__WHAT TO WORK ON__
Using the listing below, select the lines with the word "quoique" and copy them.
BEGIN
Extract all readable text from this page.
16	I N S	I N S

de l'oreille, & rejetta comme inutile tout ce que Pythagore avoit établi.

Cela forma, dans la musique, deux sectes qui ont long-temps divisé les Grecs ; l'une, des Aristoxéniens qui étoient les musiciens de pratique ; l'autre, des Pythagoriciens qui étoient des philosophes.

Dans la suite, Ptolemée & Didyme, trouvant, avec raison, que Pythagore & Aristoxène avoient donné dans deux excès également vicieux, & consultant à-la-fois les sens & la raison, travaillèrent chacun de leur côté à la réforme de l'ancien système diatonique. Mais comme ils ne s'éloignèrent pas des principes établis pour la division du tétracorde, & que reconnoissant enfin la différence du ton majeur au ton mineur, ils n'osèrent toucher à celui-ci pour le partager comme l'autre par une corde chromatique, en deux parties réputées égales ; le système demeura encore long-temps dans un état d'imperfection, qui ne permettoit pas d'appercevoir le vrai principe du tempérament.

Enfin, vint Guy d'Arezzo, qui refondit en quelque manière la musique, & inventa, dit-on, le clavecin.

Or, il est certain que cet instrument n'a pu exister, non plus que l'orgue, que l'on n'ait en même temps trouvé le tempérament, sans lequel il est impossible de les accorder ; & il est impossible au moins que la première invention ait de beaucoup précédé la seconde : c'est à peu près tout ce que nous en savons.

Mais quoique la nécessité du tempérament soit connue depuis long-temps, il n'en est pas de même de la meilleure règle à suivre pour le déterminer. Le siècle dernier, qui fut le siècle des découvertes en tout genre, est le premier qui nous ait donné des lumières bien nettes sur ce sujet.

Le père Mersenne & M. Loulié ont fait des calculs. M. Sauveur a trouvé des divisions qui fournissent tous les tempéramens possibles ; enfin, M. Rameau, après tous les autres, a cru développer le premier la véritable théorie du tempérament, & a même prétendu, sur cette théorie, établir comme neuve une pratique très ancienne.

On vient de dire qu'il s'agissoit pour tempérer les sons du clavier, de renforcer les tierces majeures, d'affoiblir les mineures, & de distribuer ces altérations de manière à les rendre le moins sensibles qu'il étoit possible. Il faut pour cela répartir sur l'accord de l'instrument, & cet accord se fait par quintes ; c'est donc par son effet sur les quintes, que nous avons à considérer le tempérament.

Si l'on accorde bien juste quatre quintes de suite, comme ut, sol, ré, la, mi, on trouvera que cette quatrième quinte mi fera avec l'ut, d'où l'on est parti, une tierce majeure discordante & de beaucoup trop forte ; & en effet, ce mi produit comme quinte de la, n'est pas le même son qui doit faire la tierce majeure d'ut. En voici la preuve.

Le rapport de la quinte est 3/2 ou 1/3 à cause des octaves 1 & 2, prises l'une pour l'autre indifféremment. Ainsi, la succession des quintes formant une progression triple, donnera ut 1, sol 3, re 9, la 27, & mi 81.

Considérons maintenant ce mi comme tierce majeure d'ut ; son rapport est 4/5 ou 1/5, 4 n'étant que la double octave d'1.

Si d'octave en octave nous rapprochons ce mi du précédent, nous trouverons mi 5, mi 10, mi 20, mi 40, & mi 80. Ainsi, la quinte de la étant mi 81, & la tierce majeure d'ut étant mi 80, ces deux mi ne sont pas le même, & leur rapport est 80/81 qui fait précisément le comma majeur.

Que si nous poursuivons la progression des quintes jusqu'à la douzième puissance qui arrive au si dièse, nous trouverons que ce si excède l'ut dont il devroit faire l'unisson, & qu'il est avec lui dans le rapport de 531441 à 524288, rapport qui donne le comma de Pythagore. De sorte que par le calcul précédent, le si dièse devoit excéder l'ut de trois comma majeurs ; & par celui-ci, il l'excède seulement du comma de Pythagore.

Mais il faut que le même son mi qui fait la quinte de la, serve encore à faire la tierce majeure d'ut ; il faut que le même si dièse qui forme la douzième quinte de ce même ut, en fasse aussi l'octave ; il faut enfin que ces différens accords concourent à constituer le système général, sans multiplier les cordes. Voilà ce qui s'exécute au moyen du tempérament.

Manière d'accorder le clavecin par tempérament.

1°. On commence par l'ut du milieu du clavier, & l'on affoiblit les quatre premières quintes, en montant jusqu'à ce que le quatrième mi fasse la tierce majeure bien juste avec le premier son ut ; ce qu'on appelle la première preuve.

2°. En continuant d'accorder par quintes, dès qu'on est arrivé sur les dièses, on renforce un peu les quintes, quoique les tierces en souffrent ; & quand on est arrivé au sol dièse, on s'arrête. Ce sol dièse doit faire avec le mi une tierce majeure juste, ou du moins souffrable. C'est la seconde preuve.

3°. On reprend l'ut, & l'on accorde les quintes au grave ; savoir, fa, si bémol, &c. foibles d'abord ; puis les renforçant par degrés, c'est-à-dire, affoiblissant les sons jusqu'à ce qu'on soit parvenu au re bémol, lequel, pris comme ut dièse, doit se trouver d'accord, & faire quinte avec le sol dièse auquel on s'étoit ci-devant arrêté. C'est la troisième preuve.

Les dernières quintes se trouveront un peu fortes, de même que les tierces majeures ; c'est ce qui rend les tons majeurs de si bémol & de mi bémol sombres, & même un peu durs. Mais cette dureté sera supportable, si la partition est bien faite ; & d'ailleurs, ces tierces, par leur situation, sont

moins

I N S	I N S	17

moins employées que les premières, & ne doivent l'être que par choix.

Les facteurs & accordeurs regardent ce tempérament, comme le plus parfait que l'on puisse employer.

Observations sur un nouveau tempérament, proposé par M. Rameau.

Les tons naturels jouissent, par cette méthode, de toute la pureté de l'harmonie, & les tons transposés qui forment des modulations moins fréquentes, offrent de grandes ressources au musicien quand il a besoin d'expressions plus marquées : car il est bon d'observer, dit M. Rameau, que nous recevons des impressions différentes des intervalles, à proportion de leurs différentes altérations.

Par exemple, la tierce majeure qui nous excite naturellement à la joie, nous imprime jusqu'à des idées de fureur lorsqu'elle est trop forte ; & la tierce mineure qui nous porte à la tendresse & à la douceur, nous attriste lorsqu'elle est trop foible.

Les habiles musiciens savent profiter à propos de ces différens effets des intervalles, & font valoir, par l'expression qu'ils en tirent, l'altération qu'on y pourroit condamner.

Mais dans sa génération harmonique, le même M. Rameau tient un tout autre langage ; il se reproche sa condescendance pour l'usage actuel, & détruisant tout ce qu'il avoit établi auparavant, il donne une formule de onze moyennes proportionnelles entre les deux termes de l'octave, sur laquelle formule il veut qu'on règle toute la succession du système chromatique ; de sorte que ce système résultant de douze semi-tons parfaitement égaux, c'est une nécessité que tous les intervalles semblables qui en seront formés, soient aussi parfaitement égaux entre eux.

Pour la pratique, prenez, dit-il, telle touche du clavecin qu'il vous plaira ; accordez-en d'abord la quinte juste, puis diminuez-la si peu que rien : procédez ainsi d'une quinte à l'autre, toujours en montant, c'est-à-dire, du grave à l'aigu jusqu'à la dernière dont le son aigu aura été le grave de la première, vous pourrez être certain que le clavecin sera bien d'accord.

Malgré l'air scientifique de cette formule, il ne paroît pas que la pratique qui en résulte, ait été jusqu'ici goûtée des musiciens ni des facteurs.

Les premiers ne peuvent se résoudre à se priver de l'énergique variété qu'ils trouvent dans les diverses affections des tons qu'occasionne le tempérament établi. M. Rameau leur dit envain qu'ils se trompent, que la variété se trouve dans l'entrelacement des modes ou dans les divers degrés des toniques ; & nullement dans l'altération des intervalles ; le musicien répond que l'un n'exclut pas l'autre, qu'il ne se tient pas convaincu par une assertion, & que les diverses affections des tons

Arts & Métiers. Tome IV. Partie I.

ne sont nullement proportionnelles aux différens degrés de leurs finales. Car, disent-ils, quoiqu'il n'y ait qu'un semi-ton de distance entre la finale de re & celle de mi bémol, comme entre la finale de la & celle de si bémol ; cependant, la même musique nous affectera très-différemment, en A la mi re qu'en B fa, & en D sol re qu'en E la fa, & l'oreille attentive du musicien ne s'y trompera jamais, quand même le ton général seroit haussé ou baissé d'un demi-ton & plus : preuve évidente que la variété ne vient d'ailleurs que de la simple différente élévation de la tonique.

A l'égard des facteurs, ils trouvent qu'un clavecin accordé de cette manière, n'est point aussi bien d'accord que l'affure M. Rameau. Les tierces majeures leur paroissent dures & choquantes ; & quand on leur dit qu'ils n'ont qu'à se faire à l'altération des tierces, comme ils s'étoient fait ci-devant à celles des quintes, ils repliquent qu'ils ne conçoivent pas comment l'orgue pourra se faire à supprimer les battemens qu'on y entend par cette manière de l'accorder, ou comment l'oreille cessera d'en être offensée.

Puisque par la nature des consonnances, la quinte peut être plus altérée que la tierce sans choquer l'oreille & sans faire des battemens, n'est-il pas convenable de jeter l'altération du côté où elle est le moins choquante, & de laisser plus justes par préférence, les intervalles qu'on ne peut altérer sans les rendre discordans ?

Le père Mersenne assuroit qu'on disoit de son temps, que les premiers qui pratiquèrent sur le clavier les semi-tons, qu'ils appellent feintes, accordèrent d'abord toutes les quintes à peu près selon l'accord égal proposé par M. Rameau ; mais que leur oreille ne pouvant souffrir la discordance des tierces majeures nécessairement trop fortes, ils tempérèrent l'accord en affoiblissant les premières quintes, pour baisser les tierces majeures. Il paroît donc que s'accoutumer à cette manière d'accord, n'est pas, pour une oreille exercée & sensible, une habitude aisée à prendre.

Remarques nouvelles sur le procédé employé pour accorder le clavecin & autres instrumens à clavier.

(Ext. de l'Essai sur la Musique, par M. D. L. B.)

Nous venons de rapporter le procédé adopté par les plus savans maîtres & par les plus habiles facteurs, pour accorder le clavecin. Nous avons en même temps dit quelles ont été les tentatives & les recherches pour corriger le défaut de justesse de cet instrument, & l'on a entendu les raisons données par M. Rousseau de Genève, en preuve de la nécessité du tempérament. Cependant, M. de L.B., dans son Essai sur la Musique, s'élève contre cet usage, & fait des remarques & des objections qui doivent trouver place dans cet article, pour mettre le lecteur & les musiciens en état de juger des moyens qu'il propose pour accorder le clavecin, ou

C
END
__REPLY__
Mais quoique la nécessité du tempérament soit connue depuis long-temps, il n'en est pas de même de la meilleure règle à suivre pour le déterminer. Le siècle dernier, qui fut le siècle des découvertes en tout genre, est le premier qui nous ait donné des lumières bien nettes sur ce sujet.
2°. En continuant d'accorder par quintes, dès qu'on est arrivé sur les dièses, on renforce un peu les quintes, quoique les tierces en souffrent ; & quand on est arrivé au sol dièse, on s'arrête. Ce sol dièse doit faire avec le mi une tierce majeure juste, ou du moins souffrable. C'est la seconde preuve.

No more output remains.